What is required
Count the lines in the records below that contain the string "search". Reply with that number alone.
── Data provided
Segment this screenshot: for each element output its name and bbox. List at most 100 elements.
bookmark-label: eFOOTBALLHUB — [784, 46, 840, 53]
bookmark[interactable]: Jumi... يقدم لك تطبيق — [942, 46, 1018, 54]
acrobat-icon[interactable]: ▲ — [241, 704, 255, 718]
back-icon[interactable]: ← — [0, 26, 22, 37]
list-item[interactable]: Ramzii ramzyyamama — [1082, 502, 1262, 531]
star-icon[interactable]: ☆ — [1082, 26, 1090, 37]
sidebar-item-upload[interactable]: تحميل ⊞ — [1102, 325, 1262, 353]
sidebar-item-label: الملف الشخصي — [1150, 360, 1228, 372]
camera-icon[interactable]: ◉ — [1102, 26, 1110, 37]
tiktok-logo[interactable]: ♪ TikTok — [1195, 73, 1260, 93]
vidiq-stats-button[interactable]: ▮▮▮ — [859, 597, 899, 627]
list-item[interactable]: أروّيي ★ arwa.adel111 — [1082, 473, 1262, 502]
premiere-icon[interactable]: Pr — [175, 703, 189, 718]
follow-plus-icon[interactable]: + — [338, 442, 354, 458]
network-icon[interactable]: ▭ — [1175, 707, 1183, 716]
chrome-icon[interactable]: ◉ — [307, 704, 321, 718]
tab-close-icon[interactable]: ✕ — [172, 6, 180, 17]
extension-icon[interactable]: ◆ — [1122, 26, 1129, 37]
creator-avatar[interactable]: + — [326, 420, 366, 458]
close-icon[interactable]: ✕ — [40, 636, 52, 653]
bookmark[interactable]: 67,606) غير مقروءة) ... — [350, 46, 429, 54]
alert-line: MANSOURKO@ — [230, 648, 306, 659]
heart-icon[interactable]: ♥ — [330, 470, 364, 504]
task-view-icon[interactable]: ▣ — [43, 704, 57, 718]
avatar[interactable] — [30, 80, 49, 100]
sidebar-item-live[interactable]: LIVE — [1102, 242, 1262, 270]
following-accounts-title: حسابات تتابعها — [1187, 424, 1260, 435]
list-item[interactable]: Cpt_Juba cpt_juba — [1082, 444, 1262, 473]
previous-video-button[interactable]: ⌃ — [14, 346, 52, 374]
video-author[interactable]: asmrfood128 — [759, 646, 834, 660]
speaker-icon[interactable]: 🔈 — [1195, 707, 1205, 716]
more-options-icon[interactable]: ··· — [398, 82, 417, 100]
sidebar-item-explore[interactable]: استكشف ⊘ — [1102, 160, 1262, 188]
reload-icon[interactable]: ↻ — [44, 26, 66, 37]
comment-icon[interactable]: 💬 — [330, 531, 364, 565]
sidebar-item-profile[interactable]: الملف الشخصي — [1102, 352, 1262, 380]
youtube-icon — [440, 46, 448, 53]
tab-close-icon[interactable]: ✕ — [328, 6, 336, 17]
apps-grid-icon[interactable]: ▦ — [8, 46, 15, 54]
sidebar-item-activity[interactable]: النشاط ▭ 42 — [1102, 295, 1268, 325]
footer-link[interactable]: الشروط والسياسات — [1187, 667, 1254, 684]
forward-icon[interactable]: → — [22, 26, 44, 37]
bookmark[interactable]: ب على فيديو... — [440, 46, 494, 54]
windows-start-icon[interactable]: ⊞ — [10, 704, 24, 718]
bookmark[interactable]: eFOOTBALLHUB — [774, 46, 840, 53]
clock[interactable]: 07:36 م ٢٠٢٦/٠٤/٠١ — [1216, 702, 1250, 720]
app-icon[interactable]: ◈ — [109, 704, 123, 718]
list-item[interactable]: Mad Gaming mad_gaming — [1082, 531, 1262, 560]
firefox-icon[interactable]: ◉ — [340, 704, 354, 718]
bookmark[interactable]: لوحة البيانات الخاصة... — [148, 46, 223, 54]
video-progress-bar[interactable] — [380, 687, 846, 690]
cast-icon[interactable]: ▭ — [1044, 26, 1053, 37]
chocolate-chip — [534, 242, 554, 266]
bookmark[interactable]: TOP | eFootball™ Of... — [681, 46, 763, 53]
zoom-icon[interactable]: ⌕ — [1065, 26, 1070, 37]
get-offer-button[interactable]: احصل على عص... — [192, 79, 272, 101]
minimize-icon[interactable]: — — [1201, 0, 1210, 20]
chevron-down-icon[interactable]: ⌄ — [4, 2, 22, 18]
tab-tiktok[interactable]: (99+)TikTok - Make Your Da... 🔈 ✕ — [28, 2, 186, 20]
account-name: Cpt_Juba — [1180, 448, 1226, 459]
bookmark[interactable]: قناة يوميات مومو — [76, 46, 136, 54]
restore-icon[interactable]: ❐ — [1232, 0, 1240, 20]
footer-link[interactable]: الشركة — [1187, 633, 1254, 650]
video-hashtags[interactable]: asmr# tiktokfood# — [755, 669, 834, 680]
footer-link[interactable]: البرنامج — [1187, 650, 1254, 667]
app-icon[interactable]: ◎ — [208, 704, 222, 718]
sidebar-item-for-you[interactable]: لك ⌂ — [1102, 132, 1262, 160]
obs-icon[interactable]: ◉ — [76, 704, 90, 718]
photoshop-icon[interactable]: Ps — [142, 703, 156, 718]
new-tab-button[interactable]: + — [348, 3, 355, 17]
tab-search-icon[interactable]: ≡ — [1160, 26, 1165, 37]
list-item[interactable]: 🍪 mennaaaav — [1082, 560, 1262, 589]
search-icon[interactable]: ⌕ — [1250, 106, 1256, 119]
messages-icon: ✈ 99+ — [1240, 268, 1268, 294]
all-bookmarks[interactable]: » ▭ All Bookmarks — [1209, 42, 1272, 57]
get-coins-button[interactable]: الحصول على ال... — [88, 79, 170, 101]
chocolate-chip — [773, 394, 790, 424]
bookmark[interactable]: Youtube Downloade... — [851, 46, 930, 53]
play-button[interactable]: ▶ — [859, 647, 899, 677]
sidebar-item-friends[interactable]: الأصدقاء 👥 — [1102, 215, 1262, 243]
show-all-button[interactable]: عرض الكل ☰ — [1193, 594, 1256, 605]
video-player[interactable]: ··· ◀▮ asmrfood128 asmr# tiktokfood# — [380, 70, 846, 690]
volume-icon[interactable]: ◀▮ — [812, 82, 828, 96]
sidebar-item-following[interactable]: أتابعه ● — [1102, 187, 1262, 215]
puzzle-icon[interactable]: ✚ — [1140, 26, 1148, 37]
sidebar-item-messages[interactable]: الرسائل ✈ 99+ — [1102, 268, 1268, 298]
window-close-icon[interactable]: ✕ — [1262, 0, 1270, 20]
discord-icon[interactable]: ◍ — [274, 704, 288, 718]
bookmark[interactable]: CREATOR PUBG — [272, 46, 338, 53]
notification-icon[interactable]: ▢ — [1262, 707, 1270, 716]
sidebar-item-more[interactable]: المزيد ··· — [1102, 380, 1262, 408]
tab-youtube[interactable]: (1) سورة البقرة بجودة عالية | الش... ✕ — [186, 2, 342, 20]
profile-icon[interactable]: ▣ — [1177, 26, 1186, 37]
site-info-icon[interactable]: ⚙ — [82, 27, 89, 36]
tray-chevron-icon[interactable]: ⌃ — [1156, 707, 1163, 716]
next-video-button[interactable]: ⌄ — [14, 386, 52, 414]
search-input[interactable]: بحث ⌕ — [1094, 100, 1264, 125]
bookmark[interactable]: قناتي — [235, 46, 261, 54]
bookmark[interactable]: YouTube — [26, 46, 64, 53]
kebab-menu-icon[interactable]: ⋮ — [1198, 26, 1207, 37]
────
Answer for this exercise
3